* What is asked:
Write out all the entries word for word, but skip any images.

** Start Data excerpts **

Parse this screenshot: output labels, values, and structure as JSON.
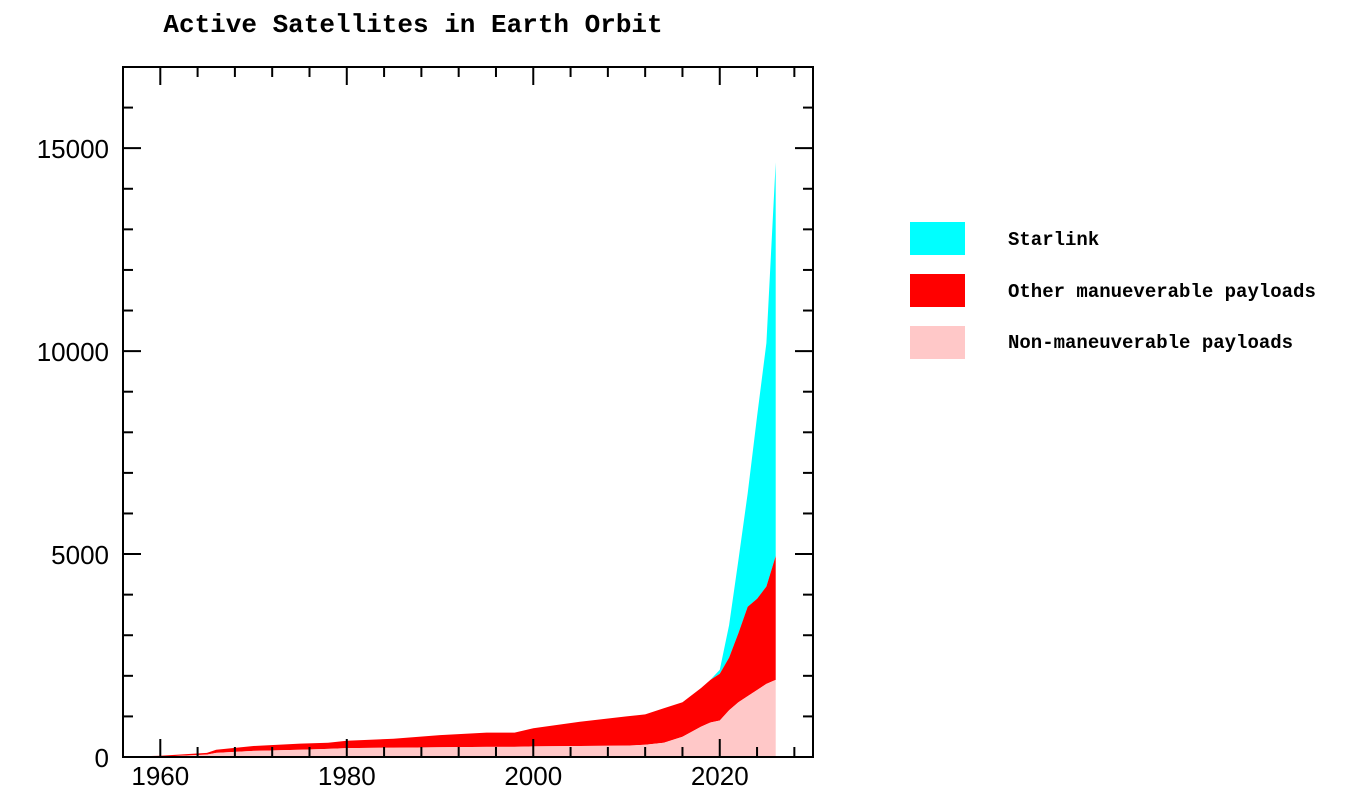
{
  "chart_data": {
    "type": "area",
    "stacked": true,
    "title": "Active Satellites in Earth Orbit",
    "xlabel": "",
    "ylabel": "",
    "xlim": [
      1956,
      2030
    ],
    "ylim": [
      0,
      17000
    ],
    "xticks": [
      1960,
      1980,
      2000,
      2020
    ],
    "xtick_labels": [
      "1960",
      "1980",
      "2000",
      "2020"
    ],
    "yticks": [
      0,
      5000,
      10000,
      15000
    ],
    "ytick_labels": [
      "0",
      "5000",
      "10000",
      "15000"
    ],
    "legend_position": "right",
    "x": [
      1958,
      1960,
      1965,
      1966,
      1970,
      1975,
      1978,
      1980,
      1985,
      1990,
      1995,
      1998,
      2000,
      2005,
      2010,
      2012,
      2014,
      2016,
      2018,
      2019,
      2020,
      2021,
      2022,
      2023,
      2024,
      2025,
      2026
    ],
    "series": [
      {
        "name": "Non-maneuverable payloads",
        "color": "#ffc8c8",
        "values": [
          5,
          10,
          60,
          100,
          150,
          180,
          200,
          220,
          230,
          240,
          250,
          250,
          260,
          270,
          280,
          300,
          350,
          500,
          750,
          850,
          900,
          1150,
          1350,
          1500,
          1650,
          1800,
          1900
        ]
      },
      {
        "name": "Other manueverable payloads",
        "color": "#ff0000",
        "values": [
          15,
          20,
          40,
          80,
          120,
          150,
          150,
          180,
          220,
          300,
          350,
          350,
          450,
          600,
          720,
          750,
          850,
          850,
          950,
          1050,
          1150,
          1300,
          1700,
          2200,
          2250,
          2400,
          3050
        ]
      },
      {
        "name": "Starlink",
        "color": "#00ffff",
        "values": [
          0,
          0,
          0,
          0,
          0,
          0,
          0,
          0,
          0,
          0,
          0,
          0,
          0,
          0,
          0,
          0,
          0,
          0,
          0,
          0,
          100,
          800,
          1800,
          2800,
          4500,
          6000,
          9700
        ]
      }
    ]
  }
}
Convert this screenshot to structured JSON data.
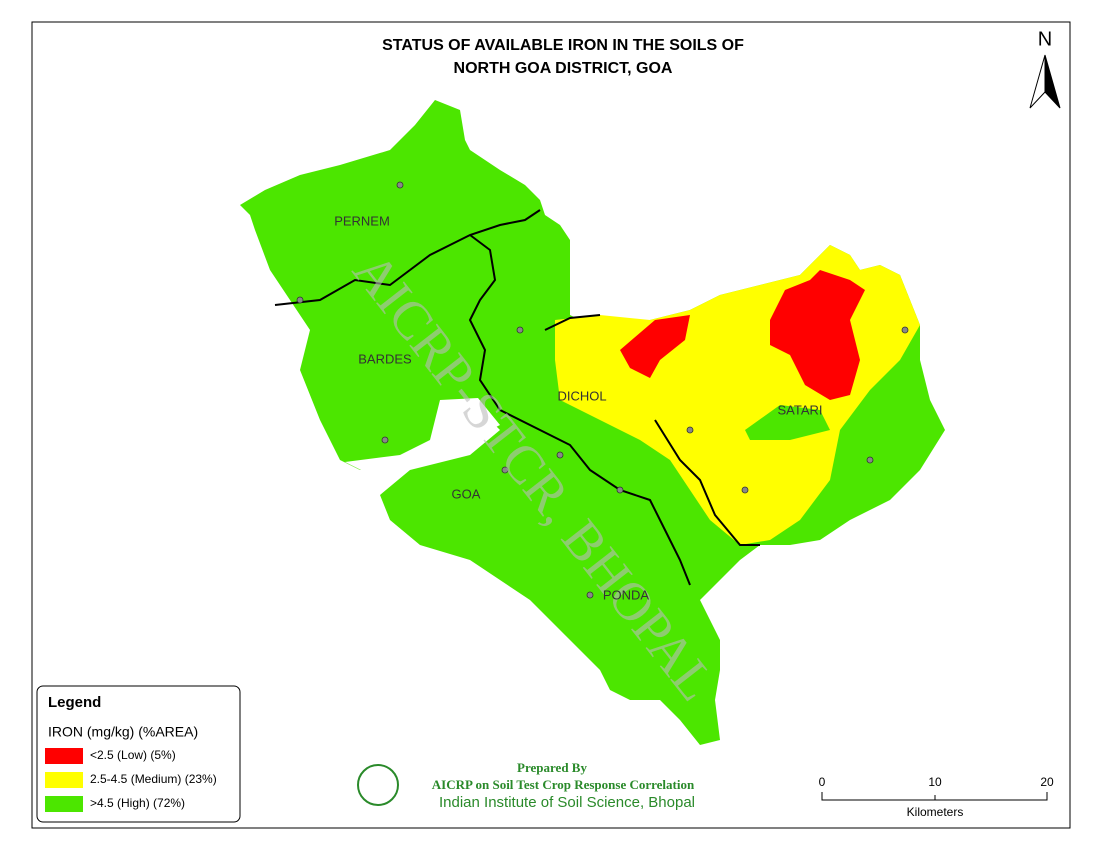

** End Data excerpts **

* Solution to the problem:
Parse this screenshot: output labels, values, and structure as JSON.
{
  "chart_data": {
    "type": "area",
    "stacked": true,
    "title": "Active Satellites in Earth Orbit",
    "xlabel": "",
    "ylabel": "",
    "xlim": [
      1956,
      2030
    ],
    "ylim": [
      0,
      17000
    ],
    "xticks": [
      1960,
      1980,
      2000,
      2020
    ],
    "xtick_labels": [
      "1960",
      "1980",
      "2000",
      "2020"
    ],
    "yticks": [
      0,
      5000,
      10000,
      15000
    ],
    "ytick_labels": [
      "0",
      "5000",
      "10000",
      "15000"
    ],
    "legend_position": "right",
    "x": [
      1958,
      1960,
      1965,
      1966,
      1970,
      1975,
      1978,
      1980,
      1985,
      1990,
      1995,
      1998,
      2000,
      2005,
      2010,
      2012,
      2014,
      2016,
      2018,
      2019,
      2020,
      2021,
      2022,
      2023,
      2024,
      2025,
      2026
    ],
    "series": [
      {
        "name": "Non-maneuverable payloads",
        "color": "#ffc8c8",
        "values": [
          5,
          10,
          60,
          100,
          150,
          180,
          200,
          220,
          230,
          240,
          250,
          250,
          260,
          270,
          280,
          300,
          350,
          500,
          750,
          850,
          900,
          1150,
          1350,
          1500,
          1650,
          1800,
          1900
        ]
      },
      {
        "name": "Other manueverable payloads",
        "color": "#ff0000",
        "values": [
          15,
          20,
          40,
          80,
          120,
          150,
          150,
          180,
          220,
          300,
          350,
          350,
          450,
          600,
          720,
          750,
          850,
          850,
          950,
          1050,
          1150,
          1300,
          1700,
          2200,
          2250,
          2400,
          3050
        ]
      },
      {
        "name": "Starlink",
        "color": "#00ffff",
        "values": [
          0,
          0,
          0,
          0,
          0,
          0,
          0,
          0,
          0,
          0,
          0,
          0,
          0,
          0,
          0,
          0,
          0,
          0,
          0,
          0,
          100,
          800,
          1800,
          2800,
          4500,
          6000,
          9700
        ]
      }
    ]
  }
}
Convert this screenshot to structured JSON data.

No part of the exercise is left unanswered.